* BEGIN *

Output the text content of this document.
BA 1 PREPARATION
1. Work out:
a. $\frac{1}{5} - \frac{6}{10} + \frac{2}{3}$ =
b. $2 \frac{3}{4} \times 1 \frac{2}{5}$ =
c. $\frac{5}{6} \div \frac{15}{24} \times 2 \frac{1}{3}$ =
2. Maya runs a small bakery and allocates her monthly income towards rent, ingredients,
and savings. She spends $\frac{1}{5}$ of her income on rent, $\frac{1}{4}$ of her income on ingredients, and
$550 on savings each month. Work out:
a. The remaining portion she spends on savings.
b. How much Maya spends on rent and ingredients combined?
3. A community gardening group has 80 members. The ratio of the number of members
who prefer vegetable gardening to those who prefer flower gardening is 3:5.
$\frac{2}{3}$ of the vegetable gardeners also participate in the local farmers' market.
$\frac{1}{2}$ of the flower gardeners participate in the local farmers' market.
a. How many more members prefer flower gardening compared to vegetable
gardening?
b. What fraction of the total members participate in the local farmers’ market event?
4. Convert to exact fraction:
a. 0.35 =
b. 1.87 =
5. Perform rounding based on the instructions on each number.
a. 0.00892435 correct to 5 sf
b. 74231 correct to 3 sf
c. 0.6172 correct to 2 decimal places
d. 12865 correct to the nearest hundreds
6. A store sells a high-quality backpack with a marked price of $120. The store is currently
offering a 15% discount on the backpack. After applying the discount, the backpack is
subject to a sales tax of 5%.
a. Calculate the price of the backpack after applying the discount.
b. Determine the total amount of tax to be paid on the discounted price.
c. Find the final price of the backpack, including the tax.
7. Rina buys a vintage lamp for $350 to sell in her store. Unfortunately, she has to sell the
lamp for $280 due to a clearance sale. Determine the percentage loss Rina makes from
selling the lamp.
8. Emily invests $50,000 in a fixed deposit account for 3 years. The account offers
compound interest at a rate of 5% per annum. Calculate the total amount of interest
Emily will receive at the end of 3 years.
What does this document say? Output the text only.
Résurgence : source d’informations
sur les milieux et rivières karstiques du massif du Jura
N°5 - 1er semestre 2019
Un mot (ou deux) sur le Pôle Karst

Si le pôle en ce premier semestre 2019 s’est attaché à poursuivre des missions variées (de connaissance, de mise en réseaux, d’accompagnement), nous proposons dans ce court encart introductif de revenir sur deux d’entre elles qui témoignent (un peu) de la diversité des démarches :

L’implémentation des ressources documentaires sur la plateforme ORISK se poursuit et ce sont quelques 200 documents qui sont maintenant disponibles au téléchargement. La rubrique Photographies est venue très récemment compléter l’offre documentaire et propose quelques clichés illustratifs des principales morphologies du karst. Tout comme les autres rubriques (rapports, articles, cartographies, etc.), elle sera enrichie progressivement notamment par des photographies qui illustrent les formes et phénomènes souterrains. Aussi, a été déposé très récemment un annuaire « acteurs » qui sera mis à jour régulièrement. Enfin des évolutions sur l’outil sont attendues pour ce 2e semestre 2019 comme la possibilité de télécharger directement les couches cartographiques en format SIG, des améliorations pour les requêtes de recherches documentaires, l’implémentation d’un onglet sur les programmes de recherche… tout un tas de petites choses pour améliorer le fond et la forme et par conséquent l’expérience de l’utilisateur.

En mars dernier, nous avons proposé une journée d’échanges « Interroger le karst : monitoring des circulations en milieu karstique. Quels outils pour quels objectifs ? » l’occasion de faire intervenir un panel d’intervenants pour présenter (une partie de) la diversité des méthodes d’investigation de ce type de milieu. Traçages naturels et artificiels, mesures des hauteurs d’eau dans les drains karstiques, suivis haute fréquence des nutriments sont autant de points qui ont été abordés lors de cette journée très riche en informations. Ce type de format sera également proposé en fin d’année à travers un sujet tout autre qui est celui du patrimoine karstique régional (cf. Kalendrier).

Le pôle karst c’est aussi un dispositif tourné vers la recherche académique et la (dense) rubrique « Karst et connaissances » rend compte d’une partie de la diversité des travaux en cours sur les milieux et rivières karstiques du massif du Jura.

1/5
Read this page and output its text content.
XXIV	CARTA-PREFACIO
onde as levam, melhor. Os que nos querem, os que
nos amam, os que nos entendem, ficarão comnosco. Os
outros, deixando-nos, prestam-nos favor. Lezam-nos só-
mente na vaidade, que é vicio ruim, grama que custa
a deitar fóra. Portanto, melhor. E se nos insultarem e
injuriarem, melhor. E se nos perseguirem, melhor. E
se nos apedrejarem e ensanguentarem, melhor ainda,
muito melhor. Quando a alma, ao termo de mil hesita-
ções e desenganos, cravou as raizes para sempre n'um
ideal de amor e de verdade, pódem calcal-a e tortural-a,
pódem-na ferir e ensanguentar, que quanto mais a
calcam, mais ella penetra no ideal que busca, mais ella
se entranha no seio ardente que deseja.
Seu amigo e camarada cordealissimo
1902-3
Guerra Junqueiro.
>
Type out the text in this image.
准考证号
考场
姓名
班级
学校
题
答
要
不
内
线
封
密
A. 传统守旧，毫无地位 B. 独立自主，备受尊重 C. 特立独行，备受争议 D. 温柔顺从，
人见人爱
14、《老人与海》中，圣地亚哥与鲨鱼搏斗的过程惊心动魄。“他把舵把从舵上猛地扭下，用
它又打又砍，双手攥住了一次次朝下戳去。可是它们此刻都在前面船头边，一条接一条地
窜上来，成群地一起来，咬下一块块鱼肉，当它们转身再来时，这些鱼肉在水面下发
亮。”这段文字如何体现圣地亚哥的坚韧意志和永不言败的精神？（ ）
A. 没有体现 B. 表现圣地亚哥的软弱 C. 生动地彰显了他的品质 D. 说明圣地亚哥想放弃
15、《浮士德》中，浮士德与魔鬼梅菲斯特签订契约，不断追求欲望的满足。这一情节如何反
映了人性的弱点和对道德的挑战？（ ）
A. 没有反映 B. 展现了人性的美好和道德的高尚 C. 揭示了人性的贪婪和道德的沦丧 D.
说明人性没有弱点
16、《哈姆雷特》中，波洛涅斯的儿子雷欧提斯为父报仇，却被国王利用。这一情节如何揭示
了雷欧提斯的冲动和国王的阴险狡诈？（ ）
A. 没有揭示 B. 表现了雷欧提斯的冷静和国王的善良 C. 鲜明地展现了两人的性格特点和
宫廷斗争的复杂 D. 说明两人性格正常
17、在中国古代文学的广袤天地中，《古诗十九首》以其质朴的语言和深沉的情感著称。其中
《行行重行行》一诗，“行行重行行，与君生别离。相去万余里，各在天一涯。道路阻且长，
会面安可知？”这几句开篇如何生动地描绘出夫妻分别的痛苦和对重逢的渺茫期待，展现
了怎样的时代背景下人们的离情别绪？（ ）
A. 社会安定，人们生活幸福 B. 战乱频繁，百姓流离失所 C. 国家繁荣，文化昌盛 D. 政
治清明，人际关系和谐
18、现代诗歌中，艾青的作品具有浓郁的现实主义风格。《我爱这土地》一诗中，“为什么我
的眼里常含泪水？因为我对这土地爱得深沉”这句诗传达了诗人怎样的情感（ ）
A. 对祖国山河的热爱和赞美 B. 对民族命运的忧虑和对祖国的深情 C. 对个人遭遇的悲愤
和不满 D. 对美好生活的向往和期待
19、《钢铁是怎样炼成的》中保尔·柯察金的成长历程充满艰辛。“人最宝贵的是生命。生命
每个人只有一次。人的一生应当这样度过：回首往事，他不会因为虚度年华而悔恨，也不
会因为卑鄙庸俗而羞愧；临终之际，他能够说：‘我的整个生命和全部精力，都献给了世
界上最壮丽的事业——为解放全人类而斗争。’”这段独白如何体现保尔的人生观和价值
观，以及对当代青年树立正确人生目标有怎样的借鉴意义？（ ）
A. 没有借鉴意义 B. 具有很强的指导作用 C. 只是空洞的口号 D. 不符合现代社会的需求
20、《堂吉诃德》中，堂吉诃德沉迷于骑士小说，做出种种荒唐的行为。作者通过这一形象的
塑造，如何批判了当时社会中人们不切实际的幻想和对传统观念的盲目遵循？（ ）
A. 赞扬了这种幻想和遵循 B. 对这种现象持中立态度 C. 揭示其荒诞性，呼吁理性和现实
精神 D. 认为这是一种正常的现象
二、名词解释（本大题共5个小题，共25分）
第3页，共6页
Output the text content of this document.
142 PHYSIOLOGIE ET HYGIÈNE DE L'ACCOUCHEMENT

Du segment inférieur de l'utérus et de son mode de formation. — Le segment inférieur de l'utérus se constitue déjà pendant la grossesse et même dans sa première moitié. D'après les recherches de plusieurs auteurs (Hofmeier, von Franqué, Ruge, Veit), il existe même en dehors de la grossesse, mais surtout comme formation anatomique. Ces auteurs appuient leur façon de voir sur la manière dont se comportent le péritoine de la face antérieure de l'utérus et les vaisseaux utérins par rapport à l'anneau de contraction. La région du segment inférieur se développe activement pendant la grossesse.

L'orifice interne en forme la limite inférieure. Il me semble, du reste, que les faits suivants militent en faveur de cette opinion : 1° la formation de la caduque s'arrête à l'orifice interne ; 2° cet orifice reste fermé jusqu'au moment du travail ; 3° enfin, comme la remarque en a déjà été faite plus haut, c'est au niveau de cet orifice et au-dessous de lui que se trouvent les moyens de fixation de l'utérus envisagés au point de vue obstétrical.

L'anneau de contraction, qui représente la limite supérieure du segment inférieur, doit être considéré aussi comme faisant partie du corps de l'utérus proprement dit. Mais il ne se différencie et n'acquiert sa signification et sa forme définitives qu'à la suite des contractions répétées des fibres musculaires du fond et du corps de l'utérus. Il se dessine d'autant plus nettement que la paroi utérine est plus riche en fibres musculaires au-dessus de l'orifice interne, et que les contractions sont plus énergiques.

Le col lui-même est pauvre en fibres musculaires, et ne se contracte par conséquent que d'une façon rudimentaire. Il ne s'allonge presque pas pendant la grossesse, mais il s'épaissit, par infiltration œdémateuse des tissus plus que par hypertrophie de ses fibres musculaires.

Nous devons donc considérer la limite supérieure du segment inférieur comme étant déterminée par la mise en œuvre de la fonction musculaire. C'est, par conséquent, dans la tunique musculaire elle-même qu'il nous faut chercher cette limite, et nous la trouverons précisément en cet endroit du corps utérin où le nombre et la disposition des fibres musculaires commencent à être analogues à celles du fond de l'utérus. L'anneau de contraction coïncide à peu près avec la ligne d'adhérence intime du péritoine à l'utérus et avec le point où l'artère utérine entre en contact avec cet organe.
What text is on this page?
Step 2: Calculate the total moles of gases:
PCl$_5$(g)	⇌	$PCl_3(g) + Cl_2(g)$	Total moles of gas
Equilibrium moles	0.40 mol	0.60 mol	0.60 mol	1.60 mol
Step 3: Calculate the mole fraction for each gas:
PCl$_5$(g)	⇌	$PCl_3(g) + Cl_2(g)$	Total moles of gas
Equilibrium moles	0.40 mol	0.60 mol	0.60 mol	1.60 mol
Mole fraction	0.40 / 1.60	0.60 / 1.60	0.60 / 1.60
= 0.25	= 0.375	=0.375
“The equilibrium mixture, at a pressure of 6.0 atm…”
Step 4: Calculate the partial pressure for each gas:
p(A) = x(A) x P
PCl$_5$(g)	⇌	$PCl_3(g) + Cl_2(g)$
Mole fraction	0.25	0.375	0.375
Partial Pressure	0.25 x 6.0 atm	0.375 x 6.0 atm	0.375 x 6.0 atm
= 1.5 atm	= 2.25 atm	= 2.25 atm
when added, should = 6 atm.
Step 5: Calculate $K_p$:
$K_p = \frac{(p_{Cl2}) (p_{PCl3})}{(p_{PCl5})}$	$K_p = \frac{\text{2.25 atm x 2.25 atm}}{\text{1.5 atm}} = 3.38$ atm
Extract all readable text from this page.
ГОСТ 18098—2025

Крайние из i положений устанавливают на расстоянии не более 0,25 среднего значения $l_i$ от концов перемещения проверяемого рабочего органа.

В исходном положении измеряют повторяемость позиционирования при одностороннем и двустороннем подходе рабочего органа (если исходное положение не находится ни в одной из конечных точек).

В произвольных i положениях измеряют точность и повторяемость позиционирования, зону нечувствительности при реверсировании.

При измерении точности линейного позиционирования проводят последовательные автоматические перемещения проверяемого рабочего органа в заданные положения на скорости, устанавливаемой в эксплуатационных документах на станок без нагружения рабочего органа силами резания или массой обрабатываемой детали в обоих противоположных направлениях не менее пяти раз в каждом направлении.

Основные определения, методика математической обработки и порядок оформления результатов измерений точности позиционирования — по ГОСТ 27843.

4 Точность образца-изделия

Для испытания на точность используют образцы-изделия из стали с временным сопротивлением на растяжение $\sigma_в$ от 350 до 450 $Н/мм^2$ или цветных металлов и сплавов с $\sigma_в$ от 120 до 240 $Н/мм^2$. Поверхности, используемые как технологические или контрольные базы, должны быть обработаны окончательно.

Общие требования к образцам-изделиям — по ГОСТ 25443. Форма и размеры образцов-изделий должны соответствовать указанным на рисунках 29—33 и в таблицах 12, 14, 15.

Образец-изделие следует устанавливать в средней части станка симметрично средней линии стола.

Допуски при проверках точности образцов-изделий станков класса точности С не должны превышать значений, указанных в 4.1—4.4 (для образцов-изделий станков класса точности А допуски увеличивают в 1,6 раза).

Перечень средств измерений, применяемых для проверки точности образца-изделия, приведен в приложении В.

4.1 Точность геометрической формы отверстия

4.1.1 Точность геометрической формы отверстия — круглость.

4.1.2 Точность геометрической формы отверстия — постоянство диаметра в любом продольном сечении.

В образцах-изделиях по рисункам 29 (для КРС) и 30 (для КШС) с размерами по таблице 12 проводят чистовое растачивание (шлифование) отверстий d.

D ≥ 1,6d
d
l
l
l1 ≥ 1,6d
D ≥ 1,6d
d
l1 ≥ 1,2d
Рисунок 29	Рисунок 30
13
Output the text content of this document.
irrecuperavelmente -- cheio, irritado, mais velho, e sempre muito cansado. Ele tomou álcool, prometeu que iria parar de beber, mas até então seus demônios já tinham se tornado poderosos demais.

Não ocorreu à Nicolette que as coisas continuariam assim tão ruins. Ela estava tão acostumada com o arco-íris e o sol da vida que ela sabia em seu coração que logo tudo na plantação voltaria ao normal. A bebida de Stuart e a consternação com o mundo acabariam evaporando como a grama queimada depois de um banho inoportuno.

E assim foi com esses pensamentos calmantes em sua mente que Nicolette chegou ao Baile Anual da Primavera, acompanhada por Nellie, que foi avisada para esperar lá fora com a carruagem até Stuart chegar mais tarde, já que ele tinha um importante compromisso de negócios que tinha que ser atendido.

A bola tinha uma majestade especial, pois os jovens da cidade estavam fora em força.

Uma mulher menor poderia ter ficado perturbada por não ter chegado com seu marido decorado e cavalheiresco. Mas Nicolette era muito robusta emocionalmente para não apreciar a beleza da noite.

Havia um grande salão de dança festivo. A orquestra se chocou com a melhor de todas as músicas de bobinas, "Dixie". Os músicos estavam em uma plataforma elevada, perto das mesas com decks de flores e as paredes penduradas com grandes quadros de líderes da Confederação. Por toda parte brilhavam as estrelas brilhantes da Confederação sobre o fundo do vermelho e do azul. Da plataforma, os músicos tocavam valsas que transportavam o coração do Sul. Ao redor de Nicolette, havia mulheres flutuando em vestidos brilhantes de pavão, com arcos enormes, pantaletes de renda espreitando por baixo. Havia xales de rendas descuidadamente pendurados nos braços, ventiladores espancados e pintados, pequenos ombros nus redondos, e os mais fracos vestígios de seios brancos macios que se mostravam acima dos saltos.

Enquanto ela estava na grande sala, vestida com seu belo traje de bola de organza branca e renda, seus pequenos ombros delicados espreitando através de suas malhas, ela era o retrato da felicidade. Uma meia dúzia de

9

* END *

## Short problem
Look through the data above. Find each line with the string "income" and copy it.

## The answer
2. Maya runs a small bakery and allocates her monthly income towards rent, ingredients,
and savings. She spends $\frac{1}{5}$ of her income on rent, $\frac{1}{4}$ of her income on ingredients, and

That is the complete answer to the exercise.